## EXCERPT
┌────────

From: Taylor R Campbell <riastradh@NetBSD.org>
To: Tom Lane <tgl@sss.pgh.pa.us>
Cc: gnats-bugs@NetBSD.org
Subject: Re: kern/56979: fork(2) fails to be signal safe
Date: Sun, 16 Oct 2022 00:24:38 +0000

 > Date: Sun, 28 Aug 2022 13:03:46 -0400
 > From: Tom Lane <tgl@sss.pgh.pa.us>
 >=20
 > Didn't take long to find out that there's still a problem.  With
 > this patch, it gets past the fork() all right, but there's still
 > a risk of the child process getting stuck on the RTLD lock later:
 >=20
 > #0  0xfdeede4c in ___lwp_park60 () from /usr/libexec/ld.elf_so
 > #1  0xfdee3e08 in _rtld_exclusive_enter () from /usr/libexec/ld.elf_so
 > #2  0xfdee59e4 in dlopen () from /usr/libexec/ld.elf_so
 > [...]
 > #11 <signal handler called>
 > #12 0xfdee195c in _rtld_bind () from /usr/libexec/ld.elf_so
 > #13 0xfdee1dc0 in _rtld_bind_secureplt_start () from /usr/libexec/ld.elf_=
 so

 Do I understand correctly that this means you're trying to call dlopen
 from a signal handler?

 Although fork is documented (in NetBSD and in POSIX) as
 async-signal-safe, dlopen is definitely not and never has been and
 probably never will be -- and I would expect if it works anywhere,
 it's by accident and not remotely guaranteed to be reliable.

 I didn't follow exactly what you're doing, but I suspect it would be
 much more reliable to have the signal handler set a flag or write a
 flag to a pipe and cause select(2) to fail with EINTR and process the
 flag -- then you can safely dlopen (and malloc and fopen and whatever
 else) with wild abandon.

 > (BTW, is the RTLD lock business new in v10?  I'm surprised that
 > we've not heard field reports of Postgres getting stuck at startup
 > on NetBSD.)

 Yes.

 > What I'm wondering about now is whether there is a way to force resolution
 > of that PLT entry, or even all of the program's PLT entries, before we
 > enable signals.  If there are multiple select(2) calls in the same source
 > file, will they share a PLT entry?  If so, I could arrange to run a dummy
 > select() call somewhere early in startup.

 Same source file, or even .so (or executable), probably shared;
 different .so, not likely.

From: Tom Lane <tgl@sss.pgh.pa.us>
To: Taylor R Campbell <riastradh@NetBSD.org>
Cc: gnats-bugs@NetBSD.org
Subject: Re: kern/56979: fork(2) fails to be signal safe
Date: Sat, 15 Oct 2022 21:17:37 -0400

 Taylor R Campbell <riastradh@NetBSD.org> writes:
 >> From: Tom Lane <tgl@sss.pgh.pa.us>
 >> Didn't take long to find out that there's still a problem.  With
 >> this patch, it gets past the fork() all right, but there's still
 >> a risk of the child process getting stuck on the RTLD lock later:

 > Do I understand correctly that this means you're trying to call dlopen
 > from a signal handler?

└────────

## ENTRIES
┌────────

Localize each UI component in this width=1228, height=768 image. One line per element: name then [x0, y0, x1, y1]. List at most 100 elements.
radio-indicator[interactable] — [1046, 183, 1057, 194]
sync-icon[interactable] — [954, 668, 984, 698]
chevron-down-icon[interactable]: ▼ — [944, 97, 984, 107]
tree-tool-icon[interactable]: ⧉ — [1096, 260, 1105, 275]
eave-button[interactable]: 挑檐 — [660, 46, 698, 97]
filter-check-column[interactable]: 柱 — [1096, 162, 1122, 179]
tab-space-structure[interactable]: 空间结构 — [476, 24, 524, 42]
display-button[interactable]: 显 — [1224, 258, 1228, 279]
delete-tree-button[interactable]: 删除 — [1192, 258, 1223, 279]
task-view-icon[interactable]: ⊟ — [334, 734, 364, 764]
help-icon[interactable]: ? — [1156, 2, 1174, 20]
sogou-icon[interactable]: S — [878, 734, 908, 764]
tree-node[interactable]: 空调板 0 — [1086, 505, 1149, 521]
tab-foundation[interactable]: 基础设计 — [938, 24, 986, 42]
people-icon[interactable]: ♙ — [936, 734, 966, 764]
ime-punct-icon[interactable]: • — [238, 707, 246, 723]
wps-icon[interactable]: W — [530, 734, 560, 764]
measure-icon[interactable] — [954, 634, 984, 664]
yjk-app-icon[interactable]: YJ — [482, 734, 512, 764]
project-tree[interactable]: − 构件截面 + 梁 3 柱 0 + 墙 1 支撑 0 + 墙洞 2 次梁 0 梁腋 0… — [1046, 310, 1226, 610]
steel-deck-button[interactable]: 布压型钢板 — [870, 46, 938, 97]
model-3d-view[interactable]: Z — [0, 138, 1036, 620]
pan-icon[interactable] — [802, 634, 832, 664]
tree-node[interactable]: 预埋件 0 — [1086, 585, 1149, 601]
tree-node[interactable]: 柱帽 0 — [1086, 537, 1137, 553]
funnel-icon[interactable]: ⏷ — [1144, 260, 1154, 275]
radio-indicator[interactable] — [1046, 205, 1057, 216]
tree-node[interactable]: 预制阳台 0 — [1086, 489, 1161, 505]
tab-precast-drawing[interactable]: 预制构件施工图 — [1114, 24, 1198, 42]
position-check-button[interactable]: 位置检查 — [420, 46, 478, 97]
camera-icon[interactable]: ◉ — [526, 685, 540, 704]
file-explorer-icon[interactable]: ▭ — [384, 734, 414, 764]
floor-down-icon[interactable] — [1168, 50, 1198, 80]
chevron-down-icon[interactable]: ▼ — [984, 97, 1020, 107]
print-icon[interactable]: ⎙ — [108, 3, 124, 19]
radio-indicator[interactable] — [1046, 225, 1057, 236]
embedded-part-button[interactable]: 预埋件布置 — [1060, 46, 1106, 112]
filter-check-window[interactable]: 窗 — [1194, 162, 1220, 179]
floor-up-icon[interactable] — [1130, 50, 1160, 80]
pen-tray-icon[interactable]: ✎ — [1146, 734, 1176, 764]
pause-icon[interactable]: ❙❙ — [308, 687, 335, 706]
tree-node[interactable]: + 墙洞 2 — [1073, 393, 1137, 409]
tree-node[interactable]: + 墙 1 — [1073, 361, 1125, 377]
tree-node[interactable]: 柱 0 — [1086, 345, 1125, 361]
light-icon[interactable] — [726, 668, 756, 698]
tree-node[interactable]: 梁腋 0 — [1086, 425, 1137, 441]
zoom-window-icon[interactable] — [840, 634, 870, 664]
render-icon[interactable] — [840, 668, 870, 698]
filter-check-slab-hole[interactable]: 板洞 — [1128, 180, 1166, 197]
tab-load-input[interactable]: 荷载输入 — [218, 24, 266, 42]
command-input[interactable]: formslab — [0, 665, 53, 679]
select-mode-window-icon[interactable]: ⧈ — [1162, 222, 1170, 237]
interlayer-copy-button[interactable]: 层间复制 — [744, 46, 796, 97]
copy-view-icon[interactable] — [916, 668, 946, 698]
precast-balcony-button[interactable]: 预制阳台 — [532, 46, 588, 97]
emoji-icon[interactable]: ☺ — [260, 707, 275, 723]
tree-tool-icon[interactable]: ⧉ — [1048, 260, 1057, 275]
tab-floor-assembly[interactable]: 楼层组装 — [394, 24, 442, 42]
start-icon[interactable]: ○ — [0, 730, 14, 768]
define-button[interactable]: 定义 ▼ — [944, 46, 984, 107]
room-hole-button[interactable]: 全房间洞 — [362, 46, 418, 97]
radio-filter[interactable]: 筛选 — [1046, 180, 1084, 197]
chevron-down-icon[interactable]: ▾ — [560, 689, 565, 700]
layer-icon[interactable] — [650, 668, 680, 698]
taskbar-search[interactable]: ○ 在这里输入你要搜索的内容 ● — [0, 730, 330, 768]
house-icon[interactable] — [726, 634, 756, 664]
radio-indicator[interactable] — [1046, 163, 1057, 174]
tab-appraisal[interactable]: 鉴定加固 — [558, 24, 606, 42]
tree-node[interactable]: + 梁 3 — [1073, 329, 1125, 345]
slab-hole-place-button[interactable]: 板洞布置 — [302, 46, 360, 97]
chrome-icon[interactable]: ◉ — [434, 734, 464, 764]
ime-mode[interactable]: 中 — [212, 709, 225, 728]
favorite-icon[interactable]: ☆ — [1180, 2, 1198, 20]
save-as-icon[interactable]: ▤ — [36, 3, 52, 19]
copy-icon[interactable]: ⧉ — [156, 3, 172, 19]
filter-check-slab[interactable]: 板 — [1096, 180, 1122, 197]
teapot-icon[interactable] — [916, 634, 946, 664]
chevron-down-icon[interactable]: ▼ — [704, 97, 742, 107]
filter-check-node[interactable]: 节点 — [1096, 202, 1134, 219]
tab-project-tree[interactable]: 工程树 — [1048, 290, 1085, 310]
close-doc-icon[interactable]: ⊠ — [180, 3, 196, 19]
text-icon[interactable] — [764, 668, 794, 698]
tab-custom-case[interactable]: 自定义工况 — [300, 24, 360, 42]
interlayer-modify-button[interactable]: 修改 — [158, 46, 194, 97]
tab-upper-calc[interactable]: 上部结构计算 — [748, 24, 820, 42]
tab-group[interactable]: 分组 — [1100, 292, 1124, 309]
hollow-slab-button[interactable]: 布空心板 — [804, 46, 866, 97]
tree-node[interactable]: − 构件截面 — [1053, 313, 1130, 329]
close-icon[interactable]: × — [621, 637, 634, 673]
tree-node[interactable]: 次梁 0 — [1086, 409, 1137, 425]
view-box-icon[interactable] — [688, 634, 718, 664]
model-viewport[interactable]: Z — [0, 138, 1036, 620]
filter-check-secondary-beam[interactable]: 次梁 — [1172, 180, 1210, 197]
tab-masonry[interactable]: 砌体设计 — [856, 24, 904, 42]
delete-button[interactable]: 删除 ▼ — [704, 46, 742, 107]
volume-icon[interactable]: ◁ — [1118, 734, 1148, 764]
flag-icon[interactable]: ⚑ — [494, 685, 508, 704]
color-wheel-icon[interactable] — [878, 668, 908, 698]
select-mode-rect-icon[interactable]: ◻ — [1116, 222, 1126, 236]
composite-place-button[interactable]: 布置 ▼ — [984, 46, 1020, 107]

└────────
┌────────

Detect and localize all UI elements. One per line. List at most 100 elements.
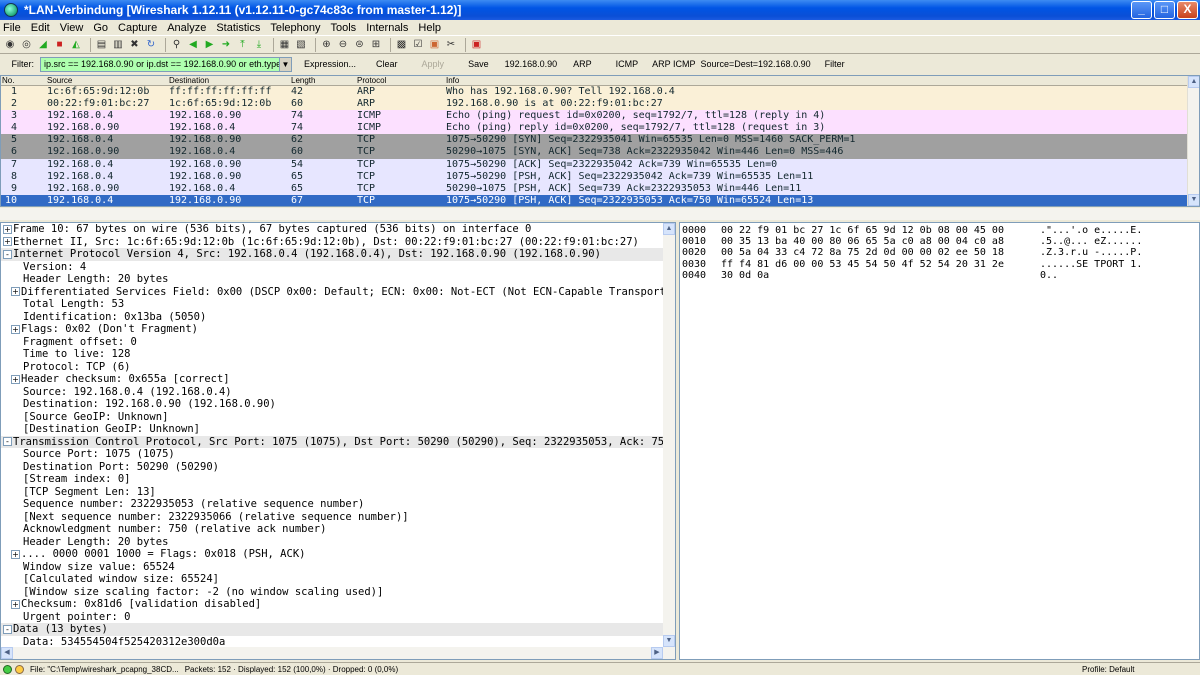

└────────
┌────────

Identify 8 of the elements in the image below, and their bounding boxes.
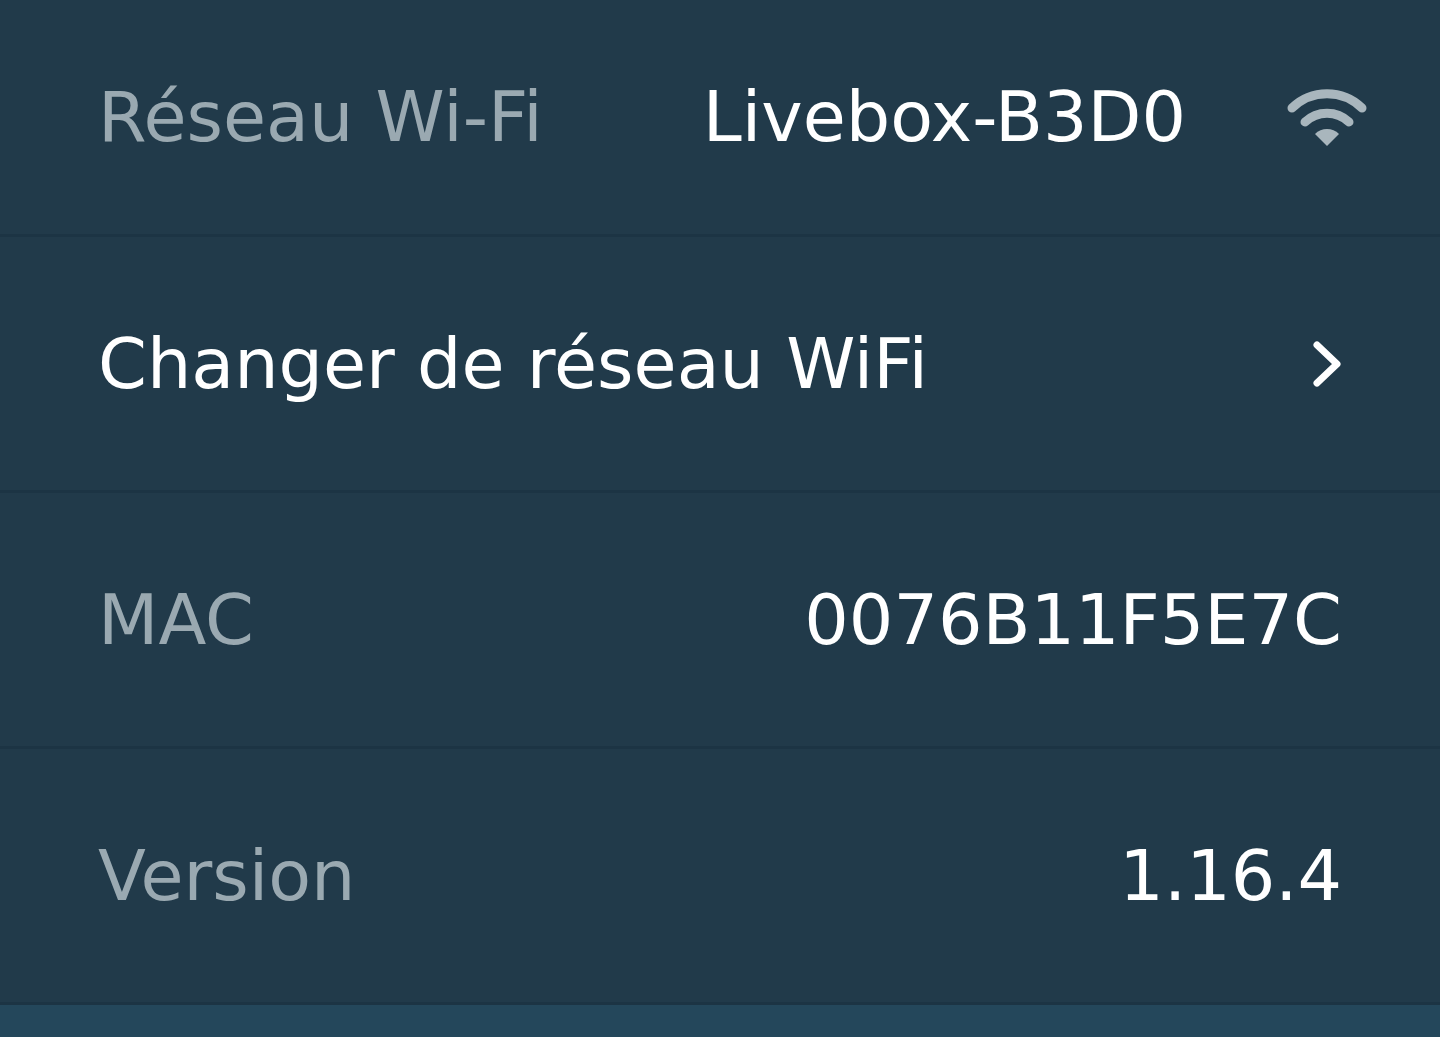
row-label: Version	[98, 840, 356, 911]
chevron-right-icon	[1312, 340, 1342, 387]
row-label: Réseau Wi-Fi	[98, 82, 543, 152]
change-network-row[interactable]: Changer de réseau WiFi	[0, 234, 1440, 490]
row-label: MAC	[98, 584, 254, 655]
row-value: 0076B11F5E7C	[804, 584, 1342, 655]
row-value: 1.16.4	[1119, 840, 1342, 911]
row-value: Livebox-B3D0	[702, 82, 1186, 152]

└────────

## INSTRUCTIONS
A: Decide whether each statement agrees with the mail thread on fork(2) signal safety, answering yes or no and quoting the words from the thread that settle it: (i) Campbell describes dlopen as async-signal-safe. (ii) Campbell considers it likely that select(2) calls in different .so files share a PLT entry. (iii) Lane reports that, with the patch, the process gets past the fork() call.
B: According to the mail thread on fork(2) signal safety, what does Campbell suggest the signal handler do instead of calling dlopen?

## SOLUTIONS TO EACH TASK
A:
(i) No: "dlopen is definitely not and never has been and probably never will be"
(ii) No: "different .so, not likely."
(iii) Yes: "it gets past the fork() all right"

B: It should set a flag or write a flag to a pipe, which causes select(2) to fail with EINTR, and the program should then process the flag.